§ **Task objective**
Each record below is to be copied word for word, with pictures removed.

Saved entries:
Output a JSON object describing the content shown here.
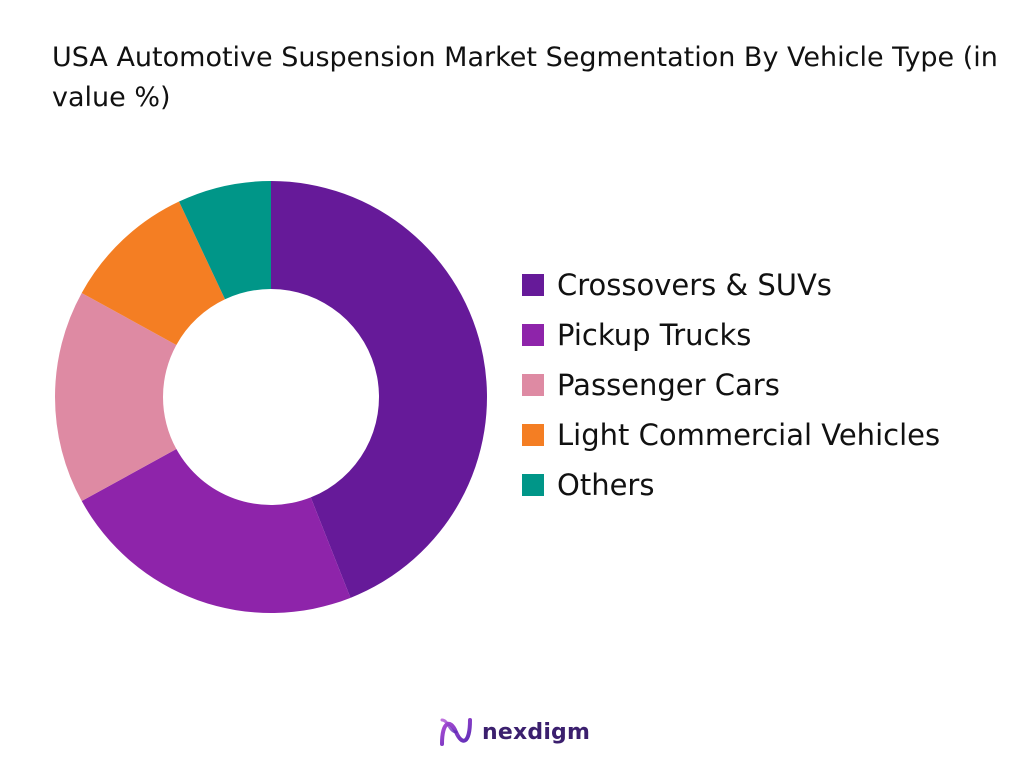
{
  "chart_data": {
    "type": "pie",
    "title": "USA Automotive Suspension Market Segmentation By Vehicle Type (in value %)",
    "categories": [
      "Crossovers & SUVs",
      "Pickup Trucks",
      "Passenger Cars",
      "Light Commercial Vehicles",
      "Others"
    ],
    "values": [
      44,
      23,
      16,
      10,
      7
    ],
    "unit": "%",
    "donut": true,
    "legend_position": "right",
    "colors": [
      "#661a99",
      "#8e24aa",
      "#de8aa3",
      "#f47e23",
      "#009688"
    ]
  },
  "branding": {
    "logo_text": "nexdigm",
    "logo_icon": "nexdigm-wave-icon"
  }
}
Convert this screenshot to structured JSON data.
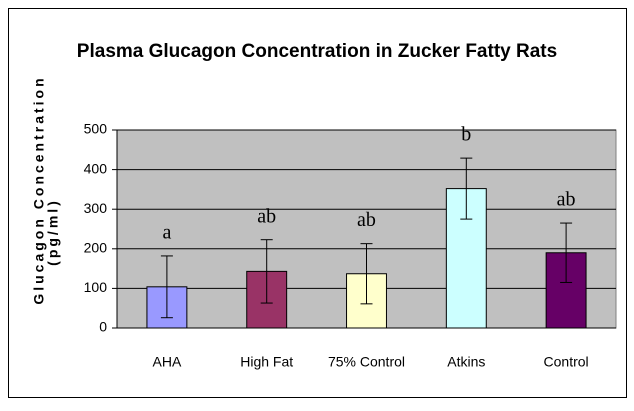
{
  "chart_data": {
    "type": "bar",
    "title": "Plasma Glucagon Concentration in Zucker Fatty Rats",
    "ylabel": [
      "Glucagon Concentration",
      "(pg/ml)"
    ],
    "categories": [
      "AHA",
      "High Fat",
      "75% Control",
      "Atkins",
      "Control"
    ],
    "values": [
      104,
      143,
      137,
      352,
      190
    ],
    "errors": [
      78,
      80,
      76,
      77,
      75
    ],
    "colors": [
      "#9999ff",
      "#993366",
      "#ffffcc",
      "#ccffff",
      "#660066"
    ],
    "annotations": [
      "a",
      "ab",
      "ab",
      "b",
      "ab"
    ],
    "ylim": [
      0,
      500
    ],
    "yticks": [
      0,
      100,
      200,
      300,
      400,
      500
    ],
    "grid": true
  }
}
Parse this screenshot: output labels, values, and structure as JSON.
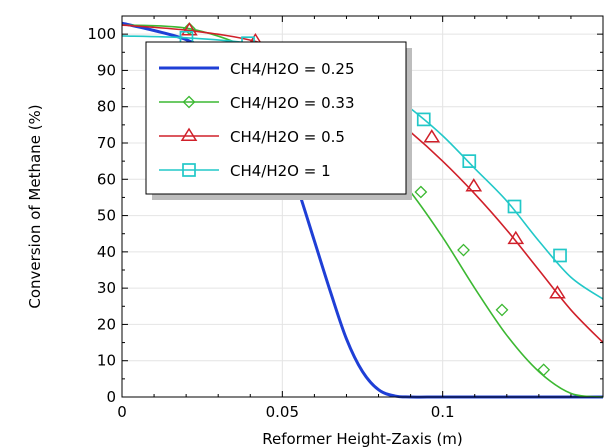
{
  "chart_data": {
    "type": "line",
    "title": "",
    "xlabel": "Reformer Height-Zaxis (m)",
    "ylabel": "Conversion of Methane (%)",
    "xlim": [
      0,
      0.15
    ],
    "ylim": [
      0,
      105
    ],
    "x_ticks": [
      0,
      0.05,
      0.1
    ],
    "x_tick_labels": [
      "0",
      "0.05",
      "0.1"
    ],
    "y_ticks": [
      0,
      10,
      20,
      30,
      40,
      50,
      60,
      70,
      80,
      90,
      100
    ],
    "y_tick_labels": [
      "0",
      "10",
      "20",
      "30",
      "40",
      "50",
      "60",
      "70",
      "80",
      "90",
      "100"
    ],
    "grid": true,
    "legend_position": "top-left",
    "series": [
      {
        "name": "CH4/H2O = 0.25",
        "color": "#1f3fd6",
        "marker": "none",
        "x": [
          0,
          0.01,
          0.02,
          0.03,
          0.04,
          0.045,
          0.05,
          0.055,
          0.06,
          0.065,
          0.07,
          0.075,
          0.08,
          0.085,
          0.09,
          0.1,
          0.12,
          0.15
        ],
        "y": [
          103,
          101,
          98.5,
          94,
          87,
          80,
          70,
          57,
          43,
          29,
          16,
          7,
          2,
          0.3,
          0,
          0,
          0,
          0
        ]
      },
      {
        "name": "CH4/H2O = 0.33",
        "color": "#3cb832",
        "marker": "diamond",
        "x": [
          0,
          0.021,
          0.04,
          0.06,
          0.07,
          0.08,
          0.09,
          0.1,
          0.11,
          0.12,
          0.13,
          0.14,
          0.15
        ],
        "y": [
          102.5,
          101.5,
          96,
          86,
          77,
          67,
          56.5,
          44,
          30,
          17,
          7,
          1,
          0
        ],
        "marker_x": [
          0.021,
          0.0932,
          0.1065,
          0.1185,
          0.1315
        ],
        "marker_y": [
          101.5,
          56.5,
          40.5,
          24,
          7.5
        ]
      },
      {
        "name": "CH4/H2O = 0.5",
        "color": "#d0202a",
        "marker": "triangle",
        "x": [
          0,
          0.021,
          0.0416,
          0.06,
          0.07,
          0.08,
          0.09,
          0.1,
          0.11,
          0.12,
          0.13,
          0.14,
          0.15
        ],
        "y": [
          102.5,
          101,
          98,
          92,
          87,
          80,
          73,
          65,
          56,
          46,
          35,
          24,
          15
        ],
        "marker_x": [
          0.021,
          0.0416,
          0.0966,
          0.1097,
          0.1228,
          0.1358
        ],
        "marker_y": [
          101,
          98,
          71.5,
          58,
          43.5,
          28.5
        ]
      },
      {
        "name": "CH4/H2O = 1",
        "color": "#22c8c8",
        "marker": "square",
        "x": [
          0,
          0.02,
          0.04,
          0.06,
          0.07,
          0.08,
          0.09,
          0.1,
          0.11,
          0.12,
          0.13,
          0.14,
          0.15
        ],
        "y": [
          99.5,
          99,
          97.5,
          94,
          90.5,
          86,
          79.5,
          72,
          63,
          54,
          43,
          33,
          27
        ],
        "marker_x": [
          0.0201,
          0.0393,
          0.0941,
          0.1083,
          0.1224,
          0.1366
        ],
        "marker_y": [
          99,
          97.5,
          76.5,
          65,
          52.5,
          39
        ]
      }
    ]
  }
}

§ **The response**
Output a JSON object describing the content shown here.
{
  "chart_data": {
    "type": "pie",
    "title": "USA Automotive Suspension Market Segmentation By Vehicle Type (in value %)",
    "categories": [
      "Crossovers & SUVs",
      "Pickup Trucks",
      "Passenger Cars",
      "Light Commercial Vehicles",
      "Others"
    ],
    "values": [
      44,
      23,
      16,
      10,
      7
    ],
    "unit": "%",
    "donut": true,
    "legend_position": "right",
    "colors": [
      "#661a99",
      "#8e24aa",
      "#de8aa3",
      "#f47e23",
      "#009688"
    ]
  },
  "branding": {
    "logo_text": "nexdigm",
    "logo_icon": "nexdigm-wave-icon"
  }
}
Convert this screenshot to structured JSON data.
{
  "chart_data": {
    "type": "bar",
    "title": "Plasma Glucagon Concentration in Zucker Fatty Rats",
    "ylabel": [
      "Glucagon Concentration",
      "(pg/ml)"
    ],
    "categories": [
      "AHA",
      "High Fat",
      "75% Control",
      "Atkins",
      "Control"
    ],
    "values": [
      104,
      143,
      137,
      352,
      190
    ],
    "errors": [
      78,
      80,
      76,
      77,
      75
    ],
    "colors": [
      "#9999ff",
      "#993366",
      "#ffffcc",
      "#ccffff",
      "#660066"
    ],
    "annotations": [
      "a",
      "ab",
      "ab",
      "b",
      "ab"
    ],
    "ylim": [
      0,
      500
    ],
    "yticks": [
      0,
      100,
      200,
      300,
      400,
      500
    ],
    "grid": true
  }
}
Parse this screenshot: output labels, values, and structure as JSON.
{
  "chart_data": {
    "type": "line",
    "title": "",
    "xlabel": "Reformer Height-Zaxis (m)",
    "ylabel": "Conversion of Methane (%)",
    "xlim": [
      0,
      0.15
    ],
    "ylim": [
      0,
      105
    ],
    "x_ticks": [
      0,
      0.05,
      0.1
    ],
    "x_tick_labels": [
      "0",
      "0.05",
      "0.1"
    ],
    "y_ticks": [
      0,
      10,
      20,
      30,
      40,
      50,
      60,
      70,
      80,
      90,
      100
    ],
    "y_tick_labels": [
      "0",
      "10",
      "20",
      "30",
      "40",
      "50",
      "60",
      "70",
      "80",
      "90",
      "100"
    ],
    "grid": true,
    "legend_position": "top-left",
    "series": [
      {
        "name": "CH4/H2O = 0.25",
        "color": "#1f3fd6",
        "marker": "none",
        "x": [
          0,
          0.01,
          0.02,
          0.03,
          0.04,
          0.045,
          0.05,
          0.055,
          0.06,
          0.065,
          0.07,
          0.075,
          0.08,
          0.085,
          0.09,
          0.1,
          0.12,
          0.15
        ],
        "y": [
          103,
          101,
          98.5,
          94,
          87,
          80,
          70,
          57,
          43,
          29,
          16,
          7,
          2,
          0.3,
          0,
          0,
          0,
          0
        ]
      },
      {
        "name": "CH4/H2O = 0.33",
        "color": "#3cb832",
        "marker": "diamond",
        "x": [
          0,
          0.021,
          0.04,
          0.06,
          0.07,
          0.08,
          0.09,
          0.1,
          0.11,
          0.12,
          0.13,
          0.14,
          0.15
        ],
        "y": [
          102.5,
          101.5,
          96,
          86,
          77,
          67,
          56.5,
          44,
          30,
          17,
          7,
          1,
          0
        ],
        "marker_x": [
          0.021,
          0.0932,
          0.1065,
          0.1185,
          0.1315
        ],
        "marker_y": [
          101.5,
          56.5,
          40.5,
          24,
          7.5
        ]
      },
      {
        "name": "CH4/H2O = 0.5",
        "color": "#d0202a",
        "marker": "triangle",
        "x": [
          0,
          0.021,
          0.0416,
          0.06,
          0.07,
          0.08,
          0.09,
          0.1,
          0.11,
          0.12,
          0.13,
          0.14,
          0.15
        ],
        "y": [
          102.5,
          101,
          98,
          92,
          87,
          80,
          73,
          65,
          56,
          46,
          35,
          24,
          15
        ],
        "marker_x": [
          0.021,
          0.0416,
          0.0966,
          0.1097,
          0.1228,
          0.1358
        ],
        "marker_y": [
          101,
          98,
          71.5,
          58,
          43.5,
          28.5
        ]
      },
      {
        "name": "CH4/H2O = 1",
        "color": "#22c8c8",
        "marker": "square",
        "x": [
          0,
          0.02,
          0.04,
          0.06,
          0.07,
          0.08,
          0.09,
          0.1,
          0.11,
          0.12,
          0.13,
          0.14,
          0.15
        ],
        "y": [
          99.5,
          99,
          97.5,
          94,
          90.5,
          86,
          79.5,
          72,
          63,
          54,
          43,
          33,
          27
        ],
        "marker_x": [
          0.0201,
          0.0393,
          0.0941,
          0.1083,
          0.1224,
          0.1366
        ],
        "marker_y": [
          99,
          97.5,
          76.5,
          65,
          52.5,
          39
        ]
      }
    ]
  }
}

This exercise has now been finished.